- _Given entries_:
* start *

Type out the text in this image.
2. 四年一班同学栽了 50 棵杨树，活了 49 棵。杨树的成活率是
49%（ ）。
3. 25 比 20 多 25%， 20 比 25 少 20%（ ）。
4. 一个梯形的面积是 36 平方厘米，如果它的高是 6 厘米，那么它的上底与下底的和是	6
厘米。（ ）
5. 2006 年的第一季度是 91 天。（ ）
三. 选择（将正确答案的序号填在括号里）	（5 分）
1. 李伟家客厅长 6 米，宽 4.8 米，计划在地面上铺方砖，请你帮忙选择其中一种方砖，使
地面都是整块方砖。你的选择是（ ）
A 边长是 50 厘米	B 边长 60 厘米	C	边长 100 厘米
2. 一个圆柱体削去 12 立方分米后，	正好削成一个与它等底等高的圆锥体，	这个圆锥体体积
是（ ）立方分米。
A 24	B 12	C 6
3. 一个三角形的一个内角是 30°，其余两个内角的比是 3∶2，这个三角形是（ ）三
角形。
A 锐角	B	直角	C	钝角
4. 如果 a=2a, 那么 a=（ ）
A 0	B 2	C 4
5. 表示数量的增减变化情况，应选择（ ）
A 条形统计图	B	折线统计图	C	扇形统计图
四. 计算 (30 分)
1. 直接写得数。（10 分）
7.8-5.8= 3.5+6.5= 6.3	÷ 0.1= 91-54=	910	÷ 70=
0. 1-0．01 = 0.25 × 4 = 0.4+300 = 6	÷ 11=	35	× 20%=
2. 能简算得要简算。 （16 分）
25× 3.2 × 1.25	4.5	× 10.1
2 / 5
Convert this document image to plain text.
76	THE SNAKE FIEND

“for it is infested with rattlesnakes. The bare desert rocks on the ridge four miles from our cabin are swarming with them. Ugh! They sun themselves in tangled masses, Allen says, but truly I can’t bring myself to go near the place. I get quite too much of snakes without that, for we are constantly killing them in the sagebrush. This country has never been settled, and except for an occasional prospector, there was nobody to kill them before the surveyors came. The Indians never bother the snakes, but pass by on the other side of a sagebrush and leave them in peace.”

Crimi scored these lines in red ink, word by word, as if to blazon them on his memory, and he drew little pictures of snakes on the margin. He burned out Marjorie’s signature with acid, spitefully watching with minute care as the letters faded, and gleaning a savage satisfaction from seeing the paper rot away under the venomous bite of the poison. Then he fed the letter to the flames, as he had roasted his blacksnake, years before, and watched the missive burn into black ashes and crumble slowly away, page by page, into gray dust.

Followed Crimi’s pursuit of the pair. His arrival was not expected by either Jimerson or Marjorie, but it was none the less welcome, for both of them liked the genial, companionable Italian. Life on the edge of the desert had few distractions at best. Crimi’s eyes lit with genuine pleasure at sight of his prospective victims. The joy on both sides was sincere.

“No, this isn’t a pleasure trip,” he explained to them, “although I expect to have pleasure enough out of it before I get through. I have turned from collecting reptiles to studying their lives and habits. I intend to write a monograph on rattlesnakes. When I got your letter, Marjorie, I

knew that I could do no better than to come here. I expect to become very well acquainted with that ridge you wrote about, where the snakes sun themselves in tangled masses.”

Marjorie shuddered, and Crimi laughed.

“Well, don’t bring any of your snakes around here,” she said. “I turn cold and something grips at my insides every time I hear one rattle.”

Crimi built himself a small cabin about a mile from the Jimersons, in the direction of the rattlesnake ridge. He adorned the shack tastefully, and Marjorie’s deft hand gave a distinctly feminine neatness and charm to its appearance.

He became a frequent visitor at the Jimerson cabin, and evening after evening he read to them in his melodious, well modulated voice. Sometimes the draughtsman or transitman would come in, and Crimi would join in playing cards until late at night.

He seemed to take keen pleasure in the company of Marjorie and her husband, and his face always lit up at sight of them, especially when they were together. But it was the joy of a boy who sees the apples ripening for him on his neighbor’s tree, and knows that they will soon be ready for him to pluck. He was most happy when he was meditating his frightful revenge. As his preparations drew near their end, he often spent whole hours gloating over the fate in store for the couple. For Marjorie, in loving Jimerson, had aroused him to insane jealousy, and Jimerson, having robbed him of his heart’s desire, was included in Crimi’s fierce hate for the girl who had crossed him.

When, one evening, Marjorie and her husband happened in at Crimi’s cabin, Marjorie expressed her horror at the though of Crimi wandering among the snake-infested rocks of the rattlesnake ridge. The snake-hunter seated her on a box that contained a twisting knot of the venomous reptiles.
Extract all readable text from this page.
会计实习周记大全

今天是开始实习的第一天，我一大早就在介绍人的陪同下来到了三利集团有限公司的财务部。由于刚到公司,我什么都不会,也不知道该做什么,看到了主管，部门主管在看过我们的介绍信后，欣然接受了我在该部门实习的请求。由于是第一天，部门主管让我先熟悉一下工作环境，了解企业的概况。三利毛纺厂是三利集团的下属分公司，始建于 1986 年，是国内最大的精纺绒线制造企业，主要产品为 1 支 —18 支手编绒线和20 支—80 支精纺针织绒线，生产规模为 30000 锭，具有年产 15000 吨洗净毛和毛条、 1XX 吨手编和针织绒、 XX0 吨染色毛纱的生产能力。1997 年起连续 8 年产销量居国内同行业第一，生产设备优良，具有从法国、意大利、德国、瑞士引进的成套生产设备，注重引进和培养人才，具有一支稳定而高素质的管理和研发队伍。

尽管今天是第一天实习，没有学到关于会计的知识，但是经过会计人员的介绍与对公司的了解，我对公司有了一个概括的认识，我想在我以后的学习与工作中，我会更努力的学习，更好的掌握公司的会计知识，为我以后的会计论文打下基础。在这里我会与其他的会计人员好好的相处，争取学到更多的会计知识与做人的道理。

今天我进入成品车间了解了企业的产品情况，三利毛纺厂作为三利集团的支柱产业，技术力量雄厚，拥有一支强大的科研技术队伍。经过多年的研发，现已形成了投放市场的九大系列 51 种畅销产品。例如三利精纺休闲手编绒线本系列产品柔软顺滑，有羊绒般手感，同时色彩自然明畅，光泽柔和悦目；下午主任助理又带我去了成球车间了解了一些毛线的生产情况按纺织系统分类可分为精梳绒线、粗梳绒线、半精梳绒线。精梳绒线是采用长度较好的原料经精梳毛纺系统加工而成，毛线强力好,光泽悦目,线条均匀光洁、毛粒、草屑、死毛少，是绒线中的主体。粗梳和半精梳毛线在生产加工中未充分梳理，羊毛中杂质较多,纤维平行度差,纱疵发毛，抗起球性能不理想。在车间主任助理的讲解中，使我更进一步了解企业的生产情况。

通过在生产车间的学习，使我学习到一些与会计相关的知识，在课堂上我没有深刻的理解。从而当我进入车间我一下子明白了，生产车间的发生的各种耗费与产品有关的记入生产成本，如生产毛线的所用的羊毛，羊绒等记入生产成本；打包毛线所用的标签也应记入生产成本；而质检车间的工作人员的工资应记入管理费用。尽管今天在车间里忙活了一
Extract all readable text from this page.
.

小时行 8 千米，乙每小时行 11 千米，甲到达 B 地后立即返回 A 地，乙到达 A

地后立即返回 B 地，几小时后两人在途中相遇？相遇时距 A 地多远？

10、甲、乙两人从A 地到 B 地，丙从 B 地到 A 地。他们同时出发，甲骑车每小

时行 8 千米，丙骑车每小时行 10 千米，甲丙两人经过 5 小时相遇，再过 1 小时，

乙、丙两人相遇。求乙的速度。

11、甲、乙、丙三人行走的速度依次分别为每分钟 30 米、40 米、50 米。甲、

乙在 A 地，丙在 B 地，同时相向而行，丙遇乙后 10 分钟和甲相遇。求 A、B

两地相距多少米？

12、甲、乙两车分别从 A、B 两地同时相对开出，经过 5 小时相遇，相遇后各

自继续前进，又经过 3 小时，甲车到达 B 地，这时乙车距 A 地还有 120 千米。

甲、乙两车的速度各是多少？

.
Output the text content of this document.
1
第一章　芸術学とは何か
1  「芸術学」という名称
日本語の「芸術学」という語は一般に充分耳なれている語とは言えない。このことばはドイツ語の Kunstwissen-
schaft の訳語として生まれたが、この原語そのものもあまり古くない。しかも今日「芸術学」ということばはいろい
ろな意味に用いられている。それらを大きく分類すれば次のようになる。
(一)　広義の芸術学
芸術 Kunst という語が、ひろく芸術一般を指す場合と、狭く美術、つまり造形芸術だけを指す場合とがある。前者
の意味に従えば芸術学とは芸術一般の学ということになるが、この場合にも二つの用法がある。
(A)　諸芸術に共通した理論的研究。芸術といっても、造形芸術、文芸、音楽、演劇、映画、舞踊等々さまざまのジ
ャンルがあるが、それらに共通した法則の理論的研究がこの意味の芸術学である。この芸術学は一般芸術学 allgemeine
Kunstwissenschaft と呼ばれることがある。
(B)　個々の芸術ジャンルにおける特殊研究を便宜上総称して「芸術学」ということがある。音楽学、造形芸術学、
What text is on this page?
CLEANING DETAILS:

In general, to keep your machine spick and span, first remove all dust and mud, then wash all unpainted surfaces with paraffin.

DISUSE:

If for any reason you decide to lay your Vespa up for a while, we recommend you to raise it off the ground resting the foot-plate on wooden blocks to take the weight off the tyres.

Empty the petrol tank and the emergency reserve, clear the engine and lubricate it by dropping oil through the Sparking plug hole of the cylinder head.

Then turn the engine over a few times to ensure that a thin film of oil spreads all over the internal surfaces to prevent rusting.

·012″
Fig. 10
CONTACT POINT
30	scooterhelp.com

* end *

- _Problem to work on_: Show the lines from the data above that contain the string "地后立即返回".

- _Task answer_:
小时行 8 千米，乙每小时行 11 千米，甲到达 B 地后立即返回 A 地，乙到达 A
地后立即返回 B 地，几小时后两人在途中相遇？相遇时距 A 地多远？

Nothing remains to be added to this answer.